--- begin DATA SHOWN ---

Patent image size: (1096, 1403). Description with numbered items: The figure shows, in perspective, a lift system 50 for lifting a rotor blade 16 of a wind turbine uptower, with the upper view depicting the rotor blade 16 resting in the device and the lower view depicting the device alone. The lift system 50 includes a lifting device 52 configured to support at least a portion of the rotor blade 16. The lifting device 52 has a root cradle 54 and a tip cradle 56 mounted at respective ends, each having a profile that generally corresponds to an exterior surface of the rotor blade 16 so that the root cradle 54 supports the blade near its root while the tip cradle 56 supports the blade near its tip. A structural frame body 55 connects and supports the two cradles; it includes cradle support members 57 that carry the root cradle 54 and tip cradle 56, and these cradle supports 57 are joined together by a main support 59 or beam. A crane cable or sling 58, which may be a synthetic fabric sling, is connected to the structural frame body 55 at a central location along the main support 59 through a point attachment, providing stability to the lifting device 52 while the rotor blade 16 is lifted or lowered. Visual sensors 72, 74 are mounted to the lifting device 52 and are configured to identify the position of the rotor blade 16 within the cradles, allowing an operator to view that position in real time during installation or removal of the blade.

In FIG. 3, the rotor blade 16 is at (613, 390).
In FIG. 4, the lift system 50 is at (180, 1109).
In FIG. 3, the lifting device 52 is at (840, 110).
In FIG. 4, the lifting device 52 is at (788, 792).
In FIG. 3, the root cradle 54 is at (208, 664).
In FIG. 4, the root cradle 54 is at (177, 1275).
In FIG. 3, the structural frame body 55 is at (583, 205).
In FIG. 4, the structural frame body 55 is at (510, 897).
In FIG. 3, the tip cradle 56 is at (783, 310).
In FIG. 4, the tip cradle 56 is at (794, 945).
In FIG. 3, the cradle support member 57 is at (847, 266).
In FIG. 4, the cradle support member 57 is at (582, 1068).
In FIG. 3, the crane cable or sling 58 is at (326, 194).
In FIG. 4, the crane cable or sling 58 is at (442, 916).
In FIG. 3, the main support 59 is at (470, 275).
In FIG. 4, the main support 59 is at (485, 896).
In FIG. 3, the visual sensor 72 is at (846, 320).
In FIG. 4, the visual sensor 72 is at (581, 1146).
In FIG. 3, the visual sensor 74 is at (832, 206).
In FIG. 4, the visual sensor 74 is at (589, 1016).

--- end DATA SHOWN ---

(PROBLEM): Please rewrite the stretch from the start of the material above through the line containing "In FIG. 4, the tip" as a numbered list, leaving out blank lines.

(OUTPUT FOR THIS EXERCISE):
1. Patent image size: (1096, 1403). Description with numbered items: The figure shows, in perspective, a lift system 50 for lifting a rotor blade 16 of a wind turbine uptower, with the upper view depicting the rotor blade 16 resting in the device and the lower view depicting the device alone. The lift system 50 includes a lifting device 52 configured to support at least a portion of the rotor blade 16. The lifting device 52 has a root cradle 54 and a tip cradle 56 mounted at respective ends, each having a profile that generally corresponds to an exterior surface of the rotor blade 16 so that the root cradle 54 supports the blade near its root while the tip cradle 56 supports the blade near its tip. A structural frame body 55 connects and supports the two cradles; it includes cradle support members 57 that carry the root cradle 54 and tip cradle 56, and these cradle supports 57 are joined together by a main support 59 or beam. A crane cable or sling 58, which may be a synthetic fabric sling, is connected to the structural frame body 55 at a central location along the main support 59 through a point attachment, providing stability to the lifting device 52 while the rotor blade 16 is lifted or lowered. Visual sensors 72, 74 are mounted to the lifting device 52 and are configured to identify the position of the rotor blade 16 within the cradles, allowing an operator to view that position in real time during installation or removal of the blade.
2. In FIG. 3, the rotor blade 16 is at (613, 390).
3. In FIG. 4, the lift system 50 is at (180, 1109).
4. In FIG. 3, the lifting device 52 is at (840, 110).
5. In FIG. 4, the lifting device 52 is at (788, 792).
6. In FIG. 3, the root cradle 54 is at (208, 664).
7. In FIG. 4, the root cradle 54 is at (177, 1275).
8. In FIG. 3, the structural frame body 55 is at (583, 205).
9. In FIG. 4, the structural frame body 55 is at (510, 897).
10. In FIG. 3, the tip cradle 56 is at (783, 310).
11. In FIG. 4, the tip cradle 56 is at (794, 945).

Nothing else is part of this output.